Copy everything in the data from the line with "carousel-prev-button[interactable]: ‹: [29, 381, 47, 399]" down to the line with "comment-likes[interactable]: 3 likes: [716, 302, 740, 312]", replacing "bookmark-icon" with "save-icon" and leaving the rest unchanged.
--*--
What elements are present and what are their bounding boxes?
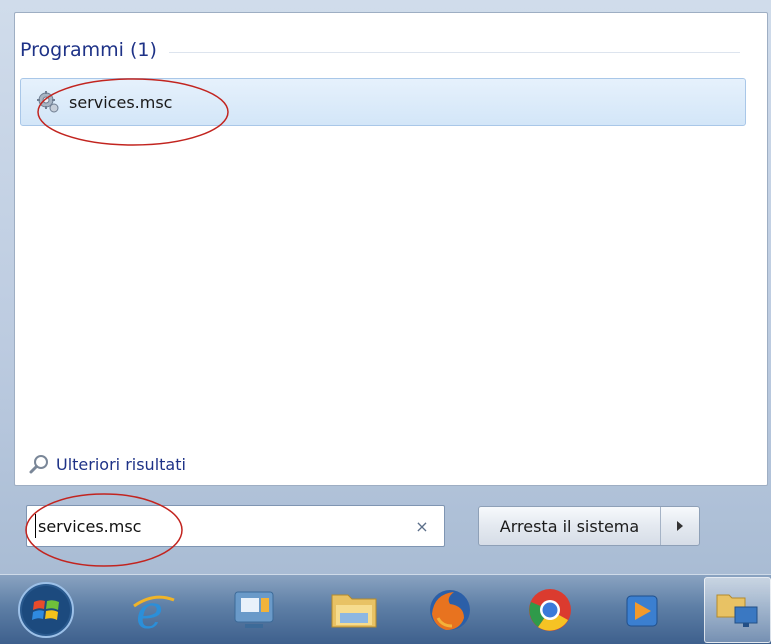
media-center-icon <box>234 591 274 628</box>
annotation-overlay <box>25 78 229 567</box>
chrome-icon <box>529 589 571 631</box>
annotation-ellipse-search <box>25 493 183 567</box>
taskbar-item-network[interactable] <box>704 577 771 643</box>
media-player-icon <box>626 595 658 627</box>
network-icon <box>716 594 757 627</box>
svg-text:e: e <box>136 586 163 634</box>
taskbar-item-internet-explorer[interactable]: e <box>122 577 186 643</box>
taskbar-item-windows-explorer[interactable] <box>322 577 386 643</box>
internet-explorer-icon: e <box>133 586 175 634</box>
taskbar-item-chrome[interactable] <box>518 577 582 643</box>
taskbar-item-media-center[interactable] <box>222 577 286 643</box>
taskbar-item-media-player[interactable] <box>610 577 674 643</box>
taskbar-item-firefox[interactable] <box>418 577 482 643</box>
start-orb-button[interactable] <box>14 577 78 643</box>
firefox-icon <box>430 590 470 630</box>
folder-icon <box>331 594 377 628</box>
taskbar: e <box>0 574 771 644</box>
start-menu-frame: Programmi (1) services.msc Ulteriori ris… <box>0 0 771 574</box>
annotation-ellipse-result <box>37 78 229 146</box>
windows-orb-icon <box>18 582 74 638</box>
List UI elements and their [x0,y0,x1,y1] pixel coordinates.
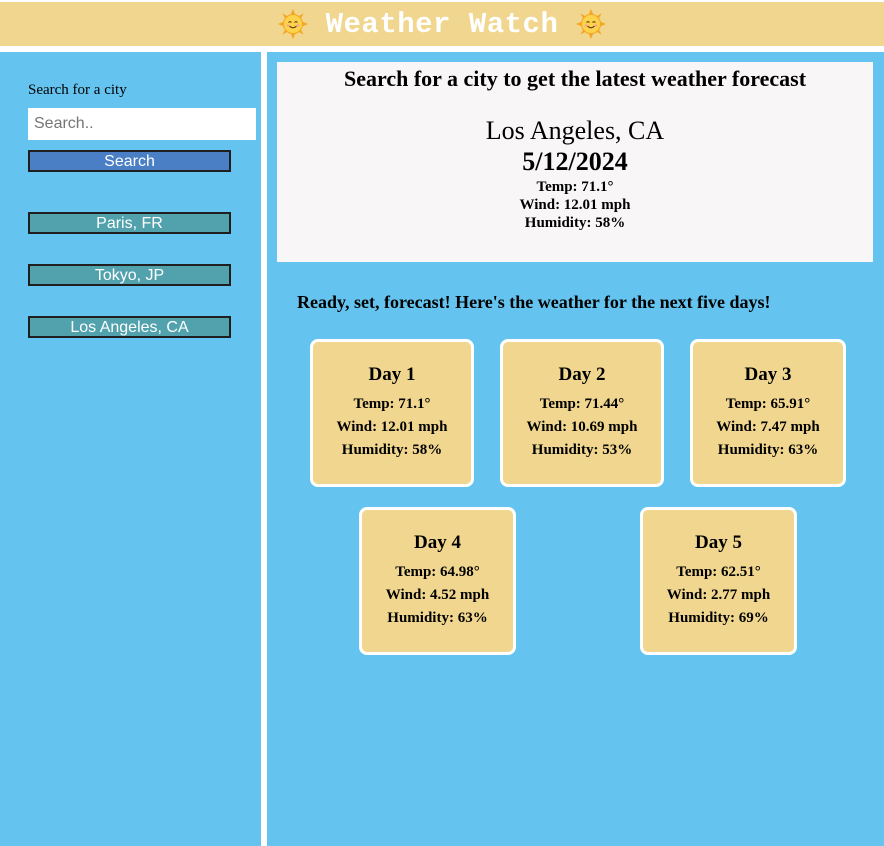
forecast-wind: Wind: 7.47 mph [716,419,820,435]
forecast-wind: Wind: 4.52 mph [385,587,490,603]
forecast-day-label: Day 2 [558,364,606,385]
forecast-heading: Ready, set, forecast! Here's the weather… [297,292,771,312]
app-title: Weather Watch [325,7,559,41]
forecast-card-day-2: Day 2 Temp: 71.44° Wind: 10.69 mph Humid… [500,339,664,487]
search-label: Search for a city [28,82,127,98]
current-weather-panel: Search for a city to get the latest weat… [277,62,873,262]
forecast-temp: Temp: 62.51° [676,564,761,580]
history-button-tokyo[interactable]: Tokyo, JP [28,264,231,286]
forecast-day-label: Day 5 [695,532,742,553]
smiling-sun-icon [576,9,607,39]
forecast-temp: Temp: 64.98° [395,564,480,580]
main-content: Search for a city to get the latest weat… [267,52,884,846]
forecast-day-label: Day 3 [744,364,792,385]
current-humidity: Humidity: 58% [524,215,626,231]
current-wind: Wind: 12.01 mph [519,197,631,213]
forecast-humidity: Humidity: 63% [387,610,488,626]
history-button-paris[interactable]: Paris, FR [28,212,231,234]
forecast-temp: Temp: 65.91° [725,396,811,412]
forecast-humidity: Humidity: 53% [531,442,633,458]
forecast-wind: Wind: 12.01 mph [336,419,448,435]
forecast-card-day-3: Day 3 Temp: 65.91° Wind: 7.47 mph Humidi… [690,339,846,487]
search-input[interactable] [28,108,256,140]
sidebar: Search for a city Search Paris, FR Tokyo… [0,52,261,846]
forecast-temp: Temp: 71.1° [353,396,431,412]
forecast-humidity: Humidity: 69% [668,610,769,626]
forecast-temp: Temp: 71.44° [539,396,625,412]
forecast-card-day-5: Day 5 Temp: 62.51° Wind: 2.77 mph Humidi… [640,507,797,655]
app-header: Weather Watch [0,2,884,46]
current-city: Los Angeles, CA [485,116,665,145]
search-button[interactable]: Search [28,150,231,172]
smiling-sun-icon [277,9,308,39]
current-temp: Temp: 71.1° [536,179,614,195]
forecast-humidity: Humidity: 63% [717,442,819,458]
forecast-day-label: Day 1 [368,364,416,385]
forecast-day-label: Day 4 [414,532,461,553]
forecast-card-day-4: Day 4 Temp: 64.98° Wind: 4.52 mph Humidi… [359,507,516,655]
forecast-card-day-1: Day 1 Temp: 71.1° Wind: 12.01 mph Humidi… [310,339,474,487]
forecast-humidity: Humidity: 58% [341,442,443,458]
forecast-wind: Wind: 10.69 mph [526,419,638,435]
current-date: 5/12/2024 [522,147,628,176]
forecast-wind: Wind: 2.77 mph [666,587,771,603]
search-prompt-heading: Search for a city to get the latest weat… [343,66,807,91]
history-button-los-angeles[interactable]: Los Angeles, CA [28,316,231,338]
--*--
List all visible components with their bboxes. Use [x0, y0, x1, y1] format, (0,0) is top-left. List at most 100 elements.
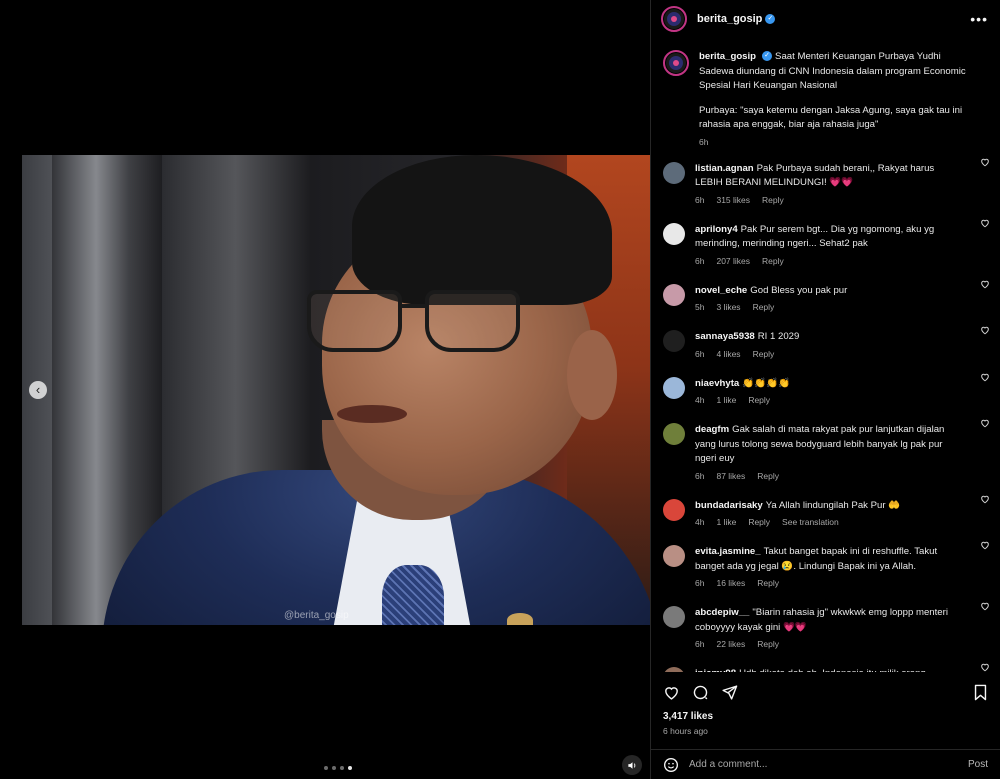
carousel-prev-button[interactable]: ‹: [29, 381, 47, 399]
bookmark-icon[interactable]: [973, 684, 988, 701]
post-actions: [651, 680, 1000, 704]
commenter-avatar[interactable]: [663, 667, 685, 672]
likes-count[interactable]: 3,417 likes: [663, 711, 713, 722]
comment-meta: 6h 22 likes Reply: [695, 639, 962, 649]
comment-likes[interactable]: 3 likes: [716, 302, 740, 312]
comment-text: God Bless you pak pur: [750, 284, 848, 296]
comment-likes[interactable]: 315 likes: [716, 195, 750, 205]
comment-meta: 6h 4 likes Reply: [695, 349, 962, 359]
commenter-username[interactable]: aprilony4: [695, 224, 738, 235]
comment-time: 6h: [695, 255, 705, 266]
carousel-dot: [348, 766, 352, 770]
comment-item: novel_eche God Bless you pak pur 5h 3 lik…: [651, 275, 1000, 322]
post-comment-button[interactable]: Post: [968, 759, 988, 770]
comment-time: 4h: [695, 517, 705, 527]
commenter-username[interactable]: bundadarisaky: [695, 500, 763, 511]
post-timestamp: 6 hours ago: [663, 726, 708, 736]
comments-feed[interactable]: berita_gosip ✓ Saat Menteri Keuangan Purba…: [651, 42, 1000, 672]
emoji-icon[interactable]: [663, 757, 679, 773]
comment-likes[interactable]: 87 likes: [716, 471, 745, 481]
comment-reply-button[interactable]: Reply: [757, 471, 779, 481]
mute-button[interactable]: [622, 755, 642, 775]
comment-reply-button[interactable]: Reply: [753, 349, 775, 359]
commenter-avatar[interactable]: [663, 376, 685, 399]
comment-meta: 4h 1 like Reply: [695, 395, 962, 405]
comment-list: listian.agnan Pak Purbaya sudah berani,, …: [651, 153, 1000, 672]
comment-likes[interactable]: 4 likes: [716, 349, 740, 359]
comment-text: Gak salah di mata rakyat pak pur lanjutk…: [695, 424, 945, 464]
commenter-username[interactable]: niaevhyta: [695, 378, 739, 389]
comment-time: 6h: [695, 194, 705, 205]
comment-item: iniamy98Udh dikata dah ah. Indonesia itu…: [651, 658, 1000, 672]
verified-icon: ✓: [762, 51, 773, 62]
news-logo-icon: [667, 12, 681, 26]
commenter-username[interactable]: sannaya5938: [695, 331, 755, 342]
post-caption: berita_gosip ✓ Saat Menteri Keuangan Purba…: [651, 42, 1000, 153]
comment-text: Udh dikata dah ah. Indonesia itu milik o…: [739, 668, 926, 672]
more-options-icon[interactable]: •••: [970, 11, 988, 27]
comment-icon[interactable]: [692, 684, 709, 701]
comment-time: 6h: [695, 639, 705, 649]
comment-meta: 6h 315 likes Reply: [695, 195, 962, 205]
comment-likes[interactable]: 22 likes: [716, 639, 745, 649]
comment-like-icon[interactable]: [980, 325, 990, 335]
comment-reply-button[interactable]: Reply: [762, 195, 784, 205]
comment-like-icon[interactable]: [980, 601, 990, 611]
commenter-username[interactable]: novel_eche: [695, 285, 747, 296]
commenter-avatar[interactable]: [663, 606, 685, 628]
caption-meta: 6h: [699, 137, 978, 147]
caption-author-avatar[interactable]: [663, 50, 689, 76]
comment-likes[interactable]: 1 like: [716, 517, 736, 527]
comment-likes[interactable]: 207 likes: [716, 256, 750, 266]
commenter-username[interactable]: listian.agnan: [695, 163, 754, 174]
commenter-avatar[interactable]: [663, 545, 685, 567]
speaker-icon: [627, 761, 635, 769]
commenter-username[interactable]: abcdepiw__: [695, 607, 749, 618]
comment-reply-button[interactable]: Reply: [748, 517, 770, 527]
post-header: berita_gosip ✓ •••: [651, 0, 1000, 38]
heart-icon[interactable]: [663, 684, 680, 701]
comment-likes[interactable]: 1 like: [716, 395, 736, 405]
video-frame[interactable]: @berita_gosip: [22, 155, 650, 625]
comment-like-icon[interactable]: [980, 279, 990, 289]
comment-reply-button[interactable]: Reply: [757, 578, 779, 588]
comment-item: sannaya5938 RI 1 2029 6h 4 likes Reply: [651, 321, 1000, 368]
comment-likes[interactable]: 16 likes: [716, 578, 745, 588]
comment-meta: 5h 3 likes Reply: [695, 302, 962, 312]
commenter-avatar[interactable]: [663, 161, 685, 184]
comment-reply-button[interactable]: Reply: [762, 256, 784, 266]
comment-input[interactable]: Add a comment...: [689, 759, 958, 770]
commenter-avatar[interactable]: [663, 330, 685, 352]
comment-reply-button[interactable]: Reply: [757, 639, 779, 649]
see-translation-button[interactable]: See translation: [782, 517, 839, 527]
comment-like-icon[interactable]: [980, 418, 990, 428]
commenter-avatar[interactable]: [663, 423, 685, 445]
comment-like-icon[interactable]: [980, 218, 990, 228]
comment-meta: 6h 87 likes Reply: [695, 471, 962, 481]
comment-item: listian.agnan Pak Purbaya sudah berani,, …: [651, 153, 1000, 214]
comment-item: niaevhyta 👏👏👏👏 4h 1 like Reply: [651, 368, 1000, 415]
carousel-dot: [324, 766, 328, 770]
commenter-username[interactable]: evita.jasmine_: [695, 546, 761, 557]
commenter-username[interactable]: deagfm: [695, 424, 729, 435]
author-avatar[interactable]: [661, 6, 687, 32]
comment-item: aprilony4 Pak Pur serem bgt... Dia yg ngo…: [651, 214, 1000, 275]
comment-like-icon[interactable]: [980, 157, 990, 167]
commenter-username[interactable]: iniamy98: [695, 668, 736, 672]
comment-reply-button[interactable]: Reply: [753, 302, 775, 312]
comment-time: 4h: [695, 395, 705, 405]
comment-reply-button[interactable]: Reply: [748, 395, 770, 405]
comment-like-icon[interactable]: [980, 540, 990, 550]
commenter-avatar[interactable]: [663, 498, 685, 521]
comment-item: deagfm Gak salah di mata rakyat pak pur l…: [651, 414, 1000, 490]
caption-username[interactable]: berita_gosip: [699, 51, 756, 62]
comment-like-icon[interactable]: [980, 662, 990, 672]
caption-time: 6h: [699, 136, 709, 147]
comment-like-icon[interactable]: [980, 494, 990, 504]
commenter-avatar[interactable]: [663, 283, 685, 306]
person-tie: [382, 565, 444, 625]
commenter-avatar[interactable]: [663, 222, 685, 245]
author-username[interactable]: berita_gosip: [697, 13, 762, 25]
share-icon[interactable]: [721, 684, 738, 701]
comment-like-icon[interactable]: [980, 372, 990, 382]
--*--
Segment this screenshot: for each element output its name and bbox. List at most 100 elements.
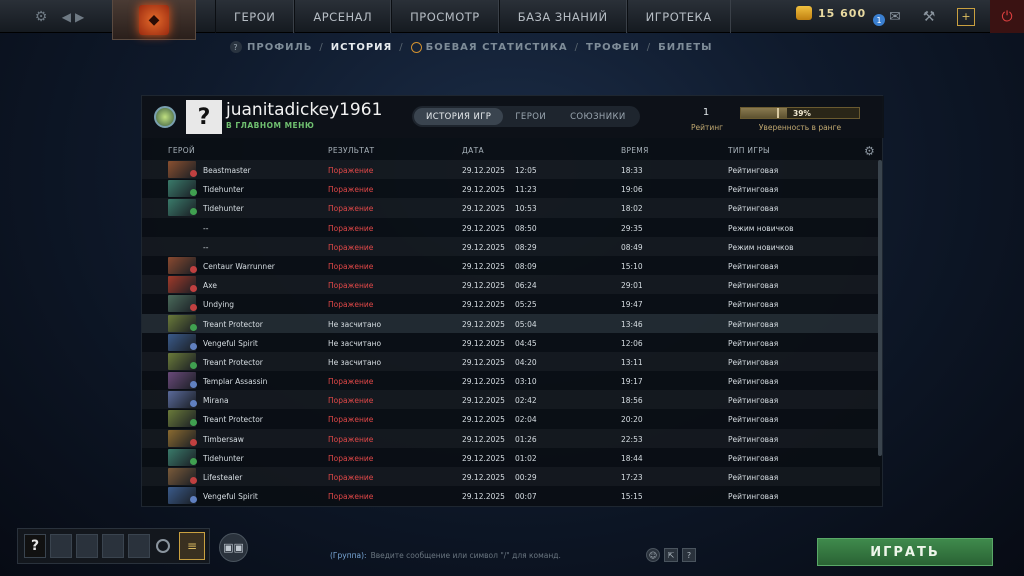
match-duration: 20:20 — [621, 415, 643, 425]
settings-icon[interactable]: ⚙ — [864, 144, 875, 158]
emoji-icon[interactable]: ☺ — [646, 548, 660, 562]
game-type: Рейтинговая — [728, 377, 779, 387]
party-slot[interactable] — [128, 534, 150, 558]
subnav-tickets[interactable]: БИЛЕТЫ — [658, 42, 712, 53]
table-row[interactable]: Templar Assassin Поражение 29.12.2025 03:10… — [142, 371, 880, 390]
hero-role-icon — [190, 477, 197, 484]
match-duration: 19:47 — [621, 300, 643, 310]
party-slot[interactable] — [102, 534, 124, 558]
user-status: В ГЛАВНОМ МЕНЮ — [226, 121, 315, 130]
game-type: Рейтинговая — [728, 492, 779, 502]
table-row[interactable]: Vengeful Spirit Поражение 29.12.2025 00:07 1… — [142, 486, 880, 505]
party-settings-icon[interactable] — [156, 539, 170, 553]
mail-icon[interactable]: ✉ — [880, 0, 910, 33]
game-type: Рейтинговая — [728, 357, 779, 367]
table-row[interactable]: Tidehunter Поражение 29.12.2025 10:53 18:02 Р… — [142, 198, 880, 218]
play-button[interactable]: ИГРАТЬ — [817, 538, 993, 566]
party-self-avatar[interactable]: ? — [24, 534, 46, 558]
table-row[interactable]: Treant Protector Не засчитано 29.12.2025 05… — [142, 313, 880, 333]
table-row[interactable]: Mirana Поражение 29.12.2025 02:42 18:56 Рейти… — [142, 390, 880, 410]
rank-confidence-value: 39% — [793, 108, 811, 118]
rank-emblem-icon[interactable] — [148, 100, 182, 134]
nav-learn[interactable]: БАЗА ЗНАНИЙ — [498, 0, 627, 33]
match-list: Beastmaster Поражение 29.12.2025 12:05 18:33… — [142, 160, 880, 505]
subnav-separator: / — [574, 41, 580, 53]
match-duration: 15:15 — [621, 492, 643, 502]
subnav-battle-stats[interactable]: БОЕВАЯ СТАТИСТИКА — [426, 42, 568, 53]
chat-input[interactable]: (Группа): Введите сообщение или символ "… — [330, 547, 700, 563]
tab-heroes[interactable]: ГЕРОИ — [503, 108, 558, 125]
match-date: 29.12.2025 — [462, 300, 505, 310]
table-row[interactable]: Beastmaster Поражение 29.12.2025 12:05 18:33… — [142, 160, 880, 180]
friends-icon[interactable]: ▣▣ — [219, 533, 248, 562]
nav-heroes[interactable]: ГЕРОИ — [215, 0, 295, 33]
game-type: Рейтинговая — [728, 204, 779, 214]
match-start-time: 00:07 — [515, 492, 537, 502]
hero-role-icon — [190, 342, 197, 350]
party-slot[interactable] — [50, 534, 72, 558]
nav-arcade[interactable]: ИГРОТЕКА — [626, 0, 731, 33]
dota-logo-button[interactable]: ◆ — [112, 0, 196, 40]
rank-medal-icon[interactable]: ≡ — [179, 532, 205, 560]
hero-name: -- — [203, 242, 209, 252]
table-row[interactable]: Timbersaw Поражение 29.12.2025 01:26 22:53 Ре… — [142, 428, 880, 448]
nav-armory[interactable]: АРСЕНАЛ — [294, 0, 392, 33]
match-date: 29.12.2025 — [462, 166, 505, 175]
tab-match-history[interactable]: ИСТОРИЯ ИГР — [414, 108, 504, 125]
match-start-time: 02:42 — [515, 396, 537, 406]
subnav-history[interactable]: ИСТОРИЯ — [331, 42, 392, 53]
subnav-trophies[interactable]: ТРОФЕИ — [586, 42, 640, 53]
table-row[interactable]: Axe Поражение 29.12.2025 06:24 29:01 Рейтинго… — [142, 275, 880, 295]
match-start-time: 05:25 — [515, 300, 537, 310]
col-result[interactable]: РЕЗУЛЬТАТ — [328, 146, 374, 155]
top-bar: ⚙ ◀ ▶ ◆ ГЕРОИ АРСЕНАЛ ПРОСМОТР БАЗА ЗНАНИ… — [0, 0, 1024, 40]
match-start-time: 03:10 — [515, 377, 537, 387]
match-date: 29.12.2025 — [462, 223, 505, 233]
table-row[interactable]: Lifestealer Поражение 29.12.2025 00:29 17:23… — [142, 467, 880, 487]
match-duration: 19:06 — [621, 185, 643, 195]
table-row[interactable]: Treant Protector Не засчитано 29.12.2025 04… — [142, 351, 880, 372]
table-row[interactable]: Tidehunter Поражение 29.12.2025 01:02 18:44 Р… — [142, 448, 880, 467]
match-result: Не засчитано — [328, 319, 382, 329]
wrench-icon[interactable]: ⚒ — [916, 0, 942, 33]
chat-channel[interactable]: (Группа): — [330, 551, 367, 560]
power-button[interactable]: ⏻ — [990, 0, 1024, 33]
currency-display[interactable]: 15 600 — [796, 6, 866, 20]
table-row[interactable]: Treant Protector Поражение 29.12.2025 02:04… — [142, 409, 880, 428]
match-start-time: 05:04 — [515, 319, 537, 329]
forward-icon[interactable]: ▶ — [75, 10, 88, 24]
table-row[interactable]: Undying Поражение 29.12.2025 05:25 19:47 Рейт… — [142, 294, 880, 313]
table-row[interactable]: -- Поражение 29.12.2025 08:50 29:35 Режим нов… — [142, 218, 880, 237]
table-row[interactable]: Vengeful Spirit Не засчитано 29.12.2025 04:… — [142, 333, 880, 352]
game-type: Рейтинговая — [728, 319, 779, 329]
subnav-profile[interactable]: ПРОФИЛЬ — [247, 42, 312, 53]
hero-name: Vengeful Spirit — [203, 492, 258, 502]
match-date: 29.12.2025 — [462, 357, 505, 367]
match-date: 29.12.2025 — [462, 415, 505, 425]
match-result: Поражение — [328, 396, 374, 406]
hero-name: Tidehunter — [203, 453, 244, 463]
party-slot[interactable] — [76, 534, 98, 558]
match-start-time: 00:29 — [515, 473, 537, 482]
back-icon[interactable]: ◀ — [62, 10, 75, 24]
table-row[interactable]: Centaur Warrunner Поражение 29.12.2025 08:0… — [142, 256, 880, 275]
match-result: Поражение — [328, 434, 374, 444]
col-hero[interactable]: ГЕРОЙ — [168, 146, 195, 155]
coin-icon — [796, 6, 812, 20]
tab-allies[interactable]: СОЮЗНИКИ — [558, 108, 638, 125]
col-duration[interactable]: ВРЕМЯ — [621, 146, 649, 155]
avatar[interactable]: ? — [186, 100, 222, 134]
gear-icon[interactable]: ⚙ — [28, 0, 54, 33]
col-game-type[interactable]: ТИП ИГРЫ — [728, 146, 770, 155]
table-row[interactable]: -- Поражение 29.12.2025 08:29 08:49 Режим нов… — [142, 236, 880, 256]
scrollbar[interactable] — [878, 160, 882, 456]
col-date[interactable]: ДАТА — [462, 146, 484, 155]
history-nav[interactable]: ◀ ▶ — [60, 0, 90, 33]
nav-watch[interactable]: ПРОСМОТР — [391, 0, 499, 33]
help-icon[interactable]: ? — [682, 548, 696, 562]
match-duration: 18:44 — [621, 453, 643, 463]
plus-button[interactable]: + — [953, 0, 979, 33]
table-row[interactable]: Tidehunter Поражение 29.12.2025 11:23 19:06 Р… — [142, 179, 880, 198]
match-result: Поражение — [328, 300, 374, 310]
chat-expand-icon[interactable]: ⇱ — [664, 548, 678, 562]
--*--
Output below:
carousel-prev-button[interactable]: ‹: [29, 381, 47, 399]
save-icon[interactable]: [973, 684, 988, 701]
post-actions: [651, 680, 1000, 704]
commenter-avatar[interactable]: [663, 667, 685, 672]
likes-count[interactable]: 3,417 likes: [663, 711, 713, 722]
comment-meta: 6h 22 likes Reply: [695, 639, 962, 649]
comment-likes[interactable]: 3 likes: [716, 302, 740, 312]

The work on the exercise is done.